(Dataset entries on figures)

****

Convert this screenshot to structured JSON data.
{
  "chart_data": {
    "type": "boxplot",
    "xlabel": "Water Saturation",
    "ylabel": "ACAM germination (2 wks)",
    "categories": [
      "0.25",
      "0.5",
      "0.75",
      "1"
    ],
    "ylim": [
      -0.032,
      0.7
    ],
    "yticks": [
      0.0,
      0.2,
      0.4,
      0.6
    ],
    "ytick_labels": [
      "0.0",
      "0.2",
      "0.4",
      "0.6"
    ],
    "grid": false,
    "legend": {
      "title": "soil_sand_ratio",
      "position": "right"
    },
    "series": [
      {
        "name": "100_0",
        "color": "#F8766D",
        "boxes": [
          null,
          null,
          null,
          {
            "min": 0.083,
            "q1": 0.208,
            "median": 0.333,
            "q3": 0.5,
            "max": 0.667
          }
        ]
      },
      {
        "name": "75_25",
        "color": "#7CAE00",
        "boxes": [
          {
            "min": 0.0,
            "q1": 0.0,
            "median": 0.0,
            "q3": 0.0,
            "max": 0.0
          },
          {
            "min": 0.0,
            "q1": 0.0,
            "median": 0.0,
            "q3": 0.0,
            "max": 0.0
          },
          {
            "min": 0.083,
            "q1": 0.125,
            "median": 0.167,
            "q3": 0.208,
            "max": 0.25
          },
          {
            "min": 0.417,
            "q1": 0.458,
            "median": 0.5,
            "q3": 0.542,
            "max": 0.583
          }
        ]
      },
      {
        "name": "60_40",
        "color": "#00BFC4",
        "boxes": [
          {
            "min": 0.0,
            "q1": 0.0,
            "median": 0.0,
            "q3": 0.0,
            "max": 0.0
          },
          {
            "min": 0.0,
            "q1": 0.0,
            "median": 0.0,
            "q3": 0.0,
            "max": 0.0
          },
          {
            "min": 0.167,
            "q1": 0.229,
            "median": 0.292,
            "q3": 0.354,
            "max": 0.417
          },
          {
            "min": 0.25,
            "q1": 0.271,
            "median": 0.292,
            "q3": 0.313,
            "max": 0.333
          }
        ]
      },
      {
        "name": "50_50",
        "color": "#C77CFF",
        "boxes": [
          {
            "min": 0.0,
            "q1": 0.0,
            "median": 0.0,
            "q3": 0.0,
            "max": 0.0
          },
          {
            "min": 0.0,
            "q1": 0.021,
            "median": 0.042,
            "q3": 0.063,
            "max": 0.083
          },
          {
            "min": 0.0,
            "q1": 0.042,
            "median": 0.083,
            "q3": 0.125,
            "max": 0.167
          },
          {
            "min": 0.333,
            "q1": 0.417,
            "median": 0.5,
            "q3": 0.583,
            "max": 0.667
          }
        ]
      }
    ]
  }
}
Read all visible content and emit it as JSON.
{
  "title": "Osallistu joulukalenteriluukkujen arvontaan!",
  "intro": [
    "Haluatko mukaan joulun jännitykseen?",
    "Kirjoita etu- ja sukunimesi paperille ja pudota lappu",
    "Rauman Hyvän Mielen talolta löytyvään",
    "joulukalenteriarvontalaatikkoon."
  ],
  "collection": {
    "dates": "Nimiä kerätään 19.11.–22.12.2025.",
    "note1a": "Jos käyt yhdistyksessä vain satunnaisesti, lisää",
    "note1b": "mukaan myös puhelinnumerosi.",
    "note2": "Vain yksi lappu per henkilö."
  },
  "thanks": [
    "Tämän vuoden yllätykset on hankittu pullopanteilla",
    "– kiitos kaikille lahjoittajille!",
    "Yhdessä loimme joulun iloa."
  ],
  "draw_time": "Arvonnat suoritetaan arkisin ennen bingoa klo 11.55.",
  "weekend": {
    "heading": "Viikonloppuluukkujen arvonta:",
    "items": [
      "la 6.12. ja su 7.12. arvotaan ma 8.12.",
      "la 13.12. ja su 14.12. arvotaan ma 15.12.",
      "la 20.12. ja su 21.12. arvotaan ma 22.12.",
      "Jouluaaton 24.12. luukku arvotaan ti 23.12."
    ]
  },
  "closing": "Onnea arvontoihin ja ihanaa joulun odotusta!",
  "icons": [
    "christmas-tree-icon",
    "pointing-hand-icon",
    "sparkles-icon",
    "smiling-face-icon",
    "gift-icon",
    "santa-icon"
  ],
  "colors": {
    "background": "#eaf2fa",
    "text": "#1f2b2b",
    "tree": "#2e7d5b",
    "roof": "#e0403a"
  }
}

****

### Problem description
Extract all lines from the material above that include the word "name".

### Solution for this exercise
        "name": "100_0",
        "name": "75_25",
        "name": "60_40",
        "name": "50_50",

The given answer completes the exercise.